### Page:
+ + + +

Most Americans probably feel the same way. They want their wives, sisters, and daughters to have a choice. The basic decency of our fellow Americans and the fact that we've already won this battle long ago (in terms of jurisprudence, the courts.) Unlike in so many other areas, we're status quo preservers. That's no reason to get complacent. The anti-choice crowd has eroded that right wherever possible, adding transaction costs and psychological impediments to the procedure.
Still, I feel a bit sorry for them. Whilst there has long been a strain of apocalyptic thought in American Christendom (the Millerites come to mind.) Because ultimately they can't rest. The culture war is a self-sustaining perpetual motion machine. Rather than enjoying the season with friends and family, Randall Terry and his ilk are busy creating self-abnegating theodicities about a loving god that still naturally "aborts" one-third of all fetuses, as many commenters here have noted.

+ + + +

### Extracted data:
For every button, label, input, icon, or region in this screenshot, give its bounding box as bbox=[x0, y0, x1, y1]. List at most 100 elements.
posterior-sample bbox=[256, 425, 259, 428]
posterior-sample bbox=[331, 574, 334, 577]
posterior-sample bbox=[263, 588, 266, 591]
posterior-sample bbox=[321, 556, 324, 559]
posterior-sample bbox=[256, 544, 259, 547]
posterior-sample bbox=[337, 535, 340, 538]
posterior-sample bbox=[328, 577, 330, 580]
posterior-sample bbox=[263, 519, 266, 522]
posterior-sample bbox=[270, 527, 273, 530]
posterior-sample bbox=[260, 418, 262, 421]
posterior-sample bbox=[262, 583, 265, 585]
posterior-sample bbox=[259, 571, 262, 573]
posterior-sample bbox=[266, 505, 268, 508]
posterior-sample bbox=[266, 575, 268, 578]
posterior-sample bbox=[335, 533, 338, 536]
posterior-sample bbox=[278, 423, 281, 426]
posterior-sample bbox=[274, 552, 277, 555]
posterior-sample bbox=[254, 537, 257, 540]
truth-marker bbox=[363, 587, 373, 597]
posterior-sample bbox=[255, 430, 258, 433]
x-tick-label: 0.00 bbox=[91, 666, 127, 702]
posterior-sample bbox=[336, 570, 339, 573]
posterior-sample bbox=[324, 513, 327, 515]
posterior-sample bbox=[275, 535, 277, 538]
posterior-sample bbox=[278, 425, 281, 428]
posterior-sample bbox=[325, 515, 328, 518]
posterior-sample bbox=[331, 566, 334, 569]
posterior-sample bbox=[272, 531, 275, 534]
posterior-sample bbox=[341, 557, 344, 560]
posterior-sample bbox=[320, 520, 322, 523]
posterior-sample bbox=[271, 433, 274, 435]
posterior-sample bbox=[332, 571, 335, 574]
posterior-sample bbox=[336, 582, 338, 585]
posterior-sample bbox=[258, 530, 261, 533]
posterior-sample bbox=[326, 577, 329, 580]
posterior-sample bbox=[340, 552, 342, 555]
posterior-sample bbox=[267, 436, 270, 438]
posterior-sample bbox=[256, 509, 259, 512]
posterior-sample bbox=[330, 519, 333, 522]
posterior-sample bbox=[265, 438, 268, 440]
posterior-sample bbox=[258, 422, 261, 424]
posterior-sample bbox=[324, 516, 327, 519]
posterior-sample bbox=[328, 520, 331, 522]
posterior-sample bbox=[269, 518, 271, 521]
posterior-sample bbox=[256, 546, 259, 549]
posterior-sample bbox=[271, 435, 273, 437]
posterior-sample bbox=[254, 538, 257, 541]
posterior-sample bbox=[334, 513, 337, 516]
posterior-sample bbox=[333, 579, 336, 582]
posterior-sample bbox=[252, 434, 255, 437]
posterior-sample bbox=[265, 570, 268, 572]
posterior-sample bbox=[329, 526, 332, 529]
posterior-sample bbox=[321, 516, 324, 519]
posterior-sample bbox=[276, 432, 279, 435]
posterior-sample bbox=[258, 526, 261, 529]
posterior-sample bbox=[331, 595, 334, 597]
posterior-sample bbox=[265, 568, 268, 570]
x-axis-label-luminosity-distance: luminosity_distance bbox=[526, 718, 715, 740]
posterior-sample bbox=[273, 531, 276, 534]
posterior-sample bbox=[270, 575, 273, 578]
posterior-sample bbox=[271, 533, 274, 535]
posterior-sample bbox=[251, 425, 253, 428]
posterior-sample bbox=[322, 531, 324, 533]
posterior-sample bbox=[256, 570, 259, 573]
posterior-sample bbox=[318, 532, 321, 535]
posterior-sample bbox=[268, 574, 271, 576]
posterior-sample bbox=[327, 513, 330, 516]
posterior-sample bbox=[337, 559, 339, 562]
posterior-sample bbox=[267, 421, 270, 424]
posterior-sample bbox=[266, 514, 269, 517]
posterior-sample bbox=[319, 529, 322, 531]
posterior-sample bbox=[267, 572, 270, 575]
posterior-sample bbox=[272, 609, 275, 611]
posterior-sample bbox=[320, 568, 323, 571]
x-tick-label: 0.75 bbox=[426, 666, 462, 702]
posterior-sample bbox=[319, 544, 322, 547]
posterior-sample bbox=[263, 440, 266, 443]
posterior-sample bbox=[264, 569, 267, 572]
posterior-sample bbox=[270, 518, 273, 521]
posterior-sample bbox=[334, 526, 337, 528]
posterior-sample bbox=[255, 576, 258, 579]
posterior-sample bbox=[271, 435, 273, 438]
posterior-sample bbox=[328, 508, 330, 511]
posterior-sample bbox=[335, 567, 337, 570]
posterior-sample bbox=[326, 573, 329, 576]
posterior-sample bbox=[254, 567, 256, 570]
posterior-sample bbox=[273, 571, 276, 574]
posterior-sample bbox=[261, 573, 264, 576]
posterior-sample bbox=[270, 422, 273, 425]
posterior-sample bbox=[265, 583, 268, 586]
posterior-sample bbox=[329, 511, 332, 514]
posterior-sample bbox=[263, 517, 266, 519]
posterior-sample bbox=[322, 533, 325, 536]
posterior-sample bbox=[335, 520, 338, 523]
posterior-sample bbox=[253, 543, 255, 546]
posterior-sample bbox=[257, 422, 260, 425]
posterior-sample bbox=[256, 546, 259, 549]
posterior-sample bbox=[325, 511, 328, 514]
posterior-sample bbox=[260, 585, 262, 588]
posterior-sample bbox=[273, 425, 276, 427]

+ + + +

### Short exercise A:
In the commentary on abortion rights, what does the anti-choice crowd add to the procedure?
### Short exercise B:
In the commentary on abortion rights, why does the writer feel a bit sorry for the anti-choice side?
### Short exercise C:
Write the next part of the commentary on abortion rights, picking up after its last sentence.

### Written response A:
Transaction costs and psychological impediments.

### Written response B:
The writer feels sorry for them because they can't rest. The culture war is a self-sustaining perpetual motion machine, so they never get to stop fighting.

### Written response C:
Perhaps it's all a giant prank. Randall Terry might well cash into his self-contradictory logic and make a Christian-themed action movie. Can you imagine?
He might challenge God on the whole miscarriage thing. There'd be a lot of explosions and some kicking Christian rock. And doubtless some strawman liberal pussies to get kicked around by a Christian man of action.
It'd be called... Job 2: The Revengening.
Or something to that effect.
The point is, I don't want to be thoughtful on this issue around Christmas. I want to be thankful for my family and enjoy some Turkey and the warmth of the season. In a sense, the ramping up of the culture war around this season contains the seeds of its own defeat. Most Americans will look at petty bullshit like the War on Christmas and rightfully think "this is stupid."
But there will always be the social-right curmudgeons who want to fixate on how the (vast) Christian majority is under siege by Marxist-Muslim-gay-liberal-hippies.
In the spirit of the season, the best we can do is conserve our strength. The Culture War, as much as we may hate the term, can continue after Christmas. So imitate the example of the warring nations during the First World War. Have a Christmas Armistice. Do so unilaterally.
And when you see someone like Randall Terry, tell them "Merry Christmas." Or, if you're feeling particularly impish...
"Happy Holidays."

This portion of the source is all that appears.